Reproduce the data that follows in its entirety, character for character.

**EXERCISE MATERIAL:**
# # #

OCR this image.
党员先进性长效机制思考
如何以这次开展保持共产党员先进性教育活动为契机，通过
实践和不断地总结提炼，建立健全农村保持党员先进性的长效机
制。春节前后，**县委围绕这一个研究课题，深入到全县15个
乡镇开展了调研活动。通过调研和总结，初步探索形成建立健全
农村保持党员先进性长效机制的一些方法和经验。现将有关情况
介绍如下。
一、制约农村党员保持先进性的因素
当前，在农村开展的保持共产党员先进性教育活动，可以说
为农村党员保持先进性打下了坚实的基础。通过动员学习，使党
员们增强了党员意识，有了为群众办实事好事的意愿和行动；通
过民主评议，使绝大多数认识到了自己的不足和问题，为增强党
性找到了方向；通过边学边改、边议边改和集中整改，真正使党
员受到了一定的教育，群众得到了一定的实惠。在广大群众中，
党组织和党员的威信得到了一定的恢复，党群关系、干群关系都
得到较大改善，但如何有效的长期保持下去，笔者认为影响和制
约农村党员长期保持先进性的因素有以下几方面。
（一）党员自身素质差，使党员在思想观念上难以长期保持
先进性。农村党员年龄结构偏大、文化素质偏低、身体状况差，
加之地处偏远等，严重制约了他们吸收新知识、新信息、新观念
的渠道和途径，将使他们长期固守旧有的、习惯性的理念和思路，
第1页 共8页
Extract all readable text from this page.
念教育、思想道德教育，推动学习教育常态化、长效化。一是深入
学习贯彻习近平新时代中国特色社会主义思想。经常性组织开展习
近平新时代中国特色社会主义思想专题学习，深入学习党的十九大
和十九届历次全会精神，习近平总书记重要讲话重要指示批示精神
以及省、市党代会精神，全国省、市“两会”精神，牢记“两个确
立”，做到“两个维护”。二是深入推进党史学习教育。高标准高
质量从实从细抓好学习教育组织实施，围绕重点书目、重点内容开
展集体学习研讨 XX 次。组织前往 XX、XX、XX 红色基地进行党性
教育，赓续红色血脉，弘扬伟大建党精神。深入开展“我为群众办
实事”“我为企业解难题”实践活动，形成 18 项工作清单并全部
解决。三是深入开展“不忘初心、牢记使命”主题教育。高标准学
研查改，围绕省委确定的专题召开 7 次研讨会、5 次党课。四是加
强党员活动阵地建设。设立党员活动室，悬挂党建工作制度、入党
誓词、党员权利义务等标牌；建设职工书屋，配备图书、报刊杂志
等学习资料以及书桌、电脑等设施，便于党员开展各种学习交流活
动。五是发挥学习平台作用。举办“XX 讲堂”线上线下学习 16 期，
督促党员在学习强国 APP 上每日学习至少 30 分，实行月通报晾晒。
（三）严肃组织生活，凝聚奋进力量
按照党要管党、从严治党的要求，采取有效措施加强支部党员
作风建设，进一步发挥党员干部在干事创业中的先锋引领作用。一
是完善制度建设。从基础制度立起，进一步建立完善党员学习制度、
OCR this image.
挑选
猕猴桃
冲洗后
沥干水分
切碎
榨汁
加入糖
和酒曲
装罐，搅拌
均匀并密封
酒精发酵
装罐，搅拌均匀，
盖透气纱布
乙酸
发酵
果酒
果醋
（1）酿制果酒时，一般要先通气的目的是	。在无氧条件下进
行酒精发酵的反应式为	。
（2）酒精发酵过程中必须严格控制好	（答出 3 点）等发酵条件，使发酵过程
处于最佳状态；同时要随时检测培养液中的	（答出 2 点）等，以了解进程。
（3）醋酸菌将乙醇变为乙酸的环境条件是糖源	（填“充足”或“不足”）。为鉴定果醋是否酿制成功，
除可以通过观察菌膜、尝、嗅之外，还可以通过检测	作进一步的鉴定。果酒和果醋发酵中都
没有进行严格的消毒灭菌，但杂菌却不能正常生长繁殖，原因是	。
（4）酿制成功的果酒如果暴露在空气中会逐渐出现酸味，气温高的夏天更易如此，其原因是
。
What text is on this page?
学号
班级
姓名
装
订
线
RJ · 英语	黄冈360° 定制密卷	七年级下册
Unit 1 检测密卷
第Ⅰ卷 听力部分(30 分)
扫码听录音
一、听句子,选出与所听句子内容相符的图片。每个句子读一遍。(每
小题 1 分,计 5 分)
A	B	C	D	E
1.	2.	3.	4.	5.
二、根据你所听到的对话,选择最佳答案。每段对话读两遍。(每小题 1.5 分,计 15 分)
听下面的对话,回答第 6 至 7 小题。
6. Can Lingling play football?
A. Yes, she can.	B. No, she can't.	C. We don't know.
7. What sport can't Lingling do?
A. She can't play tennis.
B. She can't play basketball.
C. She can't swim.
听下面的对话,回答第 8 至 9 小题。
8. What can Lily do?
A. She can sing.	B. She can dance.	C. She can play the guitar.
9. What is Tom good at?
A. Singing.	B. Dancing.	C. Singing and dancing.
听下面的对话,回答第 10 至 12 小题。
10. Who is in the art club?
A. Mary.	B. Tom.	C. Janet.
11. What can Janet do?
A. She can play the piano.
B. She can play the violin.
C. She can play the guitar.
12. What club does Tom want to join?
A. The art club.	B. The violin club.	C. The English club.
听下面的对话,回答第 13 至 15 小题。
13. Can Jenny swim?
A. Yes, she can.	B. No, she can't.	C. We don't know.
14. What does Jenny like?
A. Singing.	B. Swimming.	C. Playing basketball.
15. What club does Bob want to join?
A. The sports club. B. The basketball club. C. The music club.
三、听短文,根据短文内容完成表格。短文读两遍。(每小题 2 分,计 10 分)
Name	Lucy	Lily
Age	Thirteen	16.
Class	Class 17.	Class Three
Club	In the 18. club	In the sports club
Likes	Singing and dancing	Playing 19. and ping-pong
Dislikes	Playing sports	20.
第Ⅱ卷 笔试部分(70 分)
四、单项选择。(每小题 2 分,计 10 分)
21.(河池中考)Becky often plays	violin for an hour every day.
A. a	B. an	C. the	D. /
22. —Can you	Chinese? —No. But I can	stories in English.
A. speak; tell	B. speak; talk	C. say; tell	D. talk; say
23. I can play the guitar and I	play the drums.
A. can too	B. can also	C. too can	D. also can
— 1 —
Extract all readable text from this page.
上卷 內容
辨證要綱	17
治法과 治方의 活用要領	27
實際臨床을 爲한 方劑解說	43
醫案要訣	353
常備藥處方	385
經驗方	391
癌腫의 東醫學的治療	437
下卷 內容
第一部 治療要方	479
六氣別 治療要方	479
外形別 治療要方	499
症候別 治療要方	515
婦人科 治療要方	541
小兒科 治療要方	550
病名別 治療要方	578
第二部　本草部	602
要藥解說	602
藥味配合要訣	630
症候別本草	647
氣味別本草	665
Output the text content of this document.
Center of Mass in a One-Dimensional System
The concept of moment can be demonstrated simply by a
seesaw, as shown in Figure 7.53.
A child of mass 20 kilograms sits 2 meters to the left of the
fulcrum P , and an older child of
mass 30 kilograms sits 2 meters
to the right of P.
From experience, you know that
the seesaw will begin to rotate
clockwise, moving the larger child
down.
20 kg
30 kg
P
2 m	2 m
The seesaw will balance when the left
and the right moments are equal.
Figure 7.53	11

# # #

**THE SOLUTION:**
OCR this image.
党员先进性长效机制思考
如何以这次开展保持共产党员先进性教育活动为契机，通过
实践和不断地总结提炼，建立健全农村保持党员先进性的长效机
制。春节前后，**县委围绕这一个研究课题，深入到全县15个
乡镇开展了调研活动。通过调研和总结，初步探索形成建立健全
农村保持党员先进性长效机制的一些方法和经验。现将有关情况
介绍如下。
一、制约农村党员保持先进性的因素
当前，在农村开展的保持共产党员先进性教育活动，可以说
为农村党员保持先进性打下了坚实的基础。通过动员学习，使党
员们增强了党员意识，有了为群众办实事好事的意愿和行动；通
过民主评议，使绝大多数认识到了自己的不足和问题，为增强党
性找到了方向；通过边学边改、边议边改和集中整改，真正使党
员受到了一定的教育，群众得到了一定的实惠。在广大群众中，
党组织和党员的威信得到了一定的恢复，党群关系、干群关系都
得到较大改善，但如何有效的长期保持下去，笔者认为影响和制
约农村党员长期保持先进性的因素有以下几方面。
（一）党员自身素质差，使党员在思想观念上难以长期保持
先进性。农村党员年龄结构偏大、文化素质偏低、身体状况差，
加之地处偏远等，严重制约了他们吸收新知识、新信息、新观念
的渠道和途径，将使他们长期固守旧有的、习惯性的理念和思路，
第1页 共8页
Extract all readable text from this page.
念教育、思想道德教育，推动学习教育常态化、长效化。一是深入
学习贯彻习近平新时代中国特色社会主义思想。经常性组织开展习
近平新时代中国特色社会主义思想专题学习，深入学习党的十九大
和十九届历次全会精神，习近平总书记重要讲话重要指示批示精神
以及省、市党代会精神，全国省、市“两会”精神，牢记“两个确
立”，做到“两个维护”。二是深入推进党史学习教育。高标准高
质量从实从细抓好学习教育组织实施，围绕重点书目、重点内容开
展集体学习研讨 XX 次。组织前往 XX、XX、XX 红色基地进行党性
教育，赓续红色血脉，弘扬伟大建党精神。深入开展“我为群众办
实事”“我为企业解难题”实践活动，形成 18 项工作清单并全部
解决。三是深入开展“不忘初心、牢记使命”主题教育。高标准学
研查改，围绕省委确定的专题召开 7 次研讨会、5 次党课。四是加
强党员活动阵地建设。设立党员活动室，悬挂党建工作制度、入党
誓词、党员权利义务等标牌；建设职工书屋，配备图书、报刊杂志
等学习资料以及书桌、电脑等设施，便于党员开展各种学习交流活
动。五是发挥学习平台作用。举办“XX 讲堂”线上线下学习 16 期，
督促党员在学习强国 APP 上每日学习至少 30 分，实行月通报晾晒。
（三）严肃组织生活，凝聚奋进力量
按照党要管党、从严治党的要求，采取有效措施加强支部党员
作风建设，进一步发挥党员干部在干事创业中的先锋引领作用。一
是完善制度建设。从基础制度立起，进一步建立完善党员学习制度、
OCR this image.
挑选
猕猴桃
冲洗后
沥干水分
切碎
榨汁
加入糖
和酒曲
装罐，搅拌
均匀并密封
酒精发酵
装罐，搅拌均匀，
盖透气纱布
乙酸
发酵
果酒
果醋
（1）酿制果酒时，一般要先通气的目的是	。在无氧条件下进
行酒精发酵的反应式为	。
（2）酒精发酵过程中必须严格控制好	（答出 3 点）等发酵条件，使发酵过程
处于最佳状态；同时要随时检测培养液中的	（答出 2 点）等，以了解进程。
（3）醋酸菌将乙醇变为乙酸的环境条件是糖源	（填“充足”或“不足”）。为鉴定果醋是否酿制成功，
除可以通过观察菌膜、尝、嗅之外，还可以通过检测	作进一步的鉴定。果酒和果醋发酵中都
没有进行严格的消毒灭菌，但杂菌却不能正常生长繁殖，原因是	。
（4）酿制成功的果酒如果暴露在空气中会逐渐出现酸味，气温高的夏天更易如此，其原因是
。
What text is on this page?
学号
班级
姓名
装
订
线
RJ · 英语	黄冈360° 定制密卷	七年级下册
Unit 1 检测密卷
第Ⅰ卷 听力部分(30 分)
扫码听录音
一、听句子,选出与所听句子内容相符的图片。每个句子读一遍。(每
小题 1 分,计 5 分)
A	B	C	D	E
1.	2.	3.	4.	5.
二、根据你所听到的对话,选择最佳答案。每段对话读两遍。(每小题 1.5 分,计 15 分)
听下面的对话,回答第 6 至 7 小题。
6. Can Lingling play football?
A. Yes, she can.	B. No, she can't.	C. We don't know.
7. What sport can't Lingling do?
A. She can't play tennis.
B. She can't play basketball.
C. She can't swim.
听下面的对话,回答第 8 至 9 小题。
8. What can Lily do?
A. She can sing.	B. She can dance.	C. She can play the guitar.
9. What is Tom good at?
A. Singing.	B. Dancing.	C. Singing and dancing.
听下面的对话,回答第 10 至 12 小题。
10. Who is in the art club?
A. Mary.	B. Tom.	C. Janet.
11. What can Janet do?
A. She can play the piano.
B. She can play the violin.
C. She can play the guitar.
12. What club does Tom want to join?
A. The art club.	B. The violin club.	C. The English club.
听下面的对话,回答第 13 至 15 小题。
13. Can Jenny swim?
A. Yes, she can.	B. No, she can't.	C. We don't know.
14. What does Jenny like?
A. Singing.	B. Swimming.	C. Playing basketball.
15. What club does Bob want to join?
A. The sports club. B. The basketball club. C. The music club.
三、听短文,根据短文内容完成表格。短文读两遍。(每小题 2 分,计 10 分)
Name	Lucy	Lily
Age	Thirteen	16.
Class	Class 17.	Class Three
Club	In the 18. club	In the sports club
Likes	Singing and dancing	Playing 19. and ping-pong
Dislikes	Playing sports	20.
第Ⅱ卷 笔试部分(70 分)
四、单项选择。(每小题 2 分,计 10 分)
21.(河池中考)Becky often plays	violin for an hour every day.
A. a	B. an	C. the	D. /
22. —Can you	Chinese? —No. But I can	stories in English.
A. speak; tell	B. speak; talk	C. say; tell	D. talk; say
23. I can play the guitar and I	play the drums.
A. can too	B. can also	C. too can	D. also can
— 1 —
Extract all readable text from this page.
上卷 內容
辨證要綱	17
治法과 治方의 活用要領	27
實際臨床을 爲한 方劑解說	43
醫案要訣	353
常備藥處方	385
經驗方	391
癌腫의 東醫學的治療	437
下卷 內容
第一部 治療要方	479
六氣別 治療要方	479
外形別 治療要方	499
症候別 治療要方	515
婦人科 治療要方	541
小兒科 治療要方	550
病名別 治療要方	578
第二部　本草部	602
要藥解說	602
藥味配合要訣	630
症候別本草	647
氣味別本草	665
Output the text content of this document.
Center of Mass in a One-Dimensional System
The concept of moment can be demonstrated simply by a
seesaw, as shown in Figure 7.53.
A child of mass 20 kilograms sits 2 meters to the left of the
fulcrum P , and an older child of
mass 30 kilograms sits 2 meters
to the right of P.
From experience, you know that
the seesaw will begin to rotate
clockwise, moving the larger child
down.
20 kg
30 kg
P
2 m	2 m
The seesaw will balance when the left
and the right moments are equal.
Figure 7.53	11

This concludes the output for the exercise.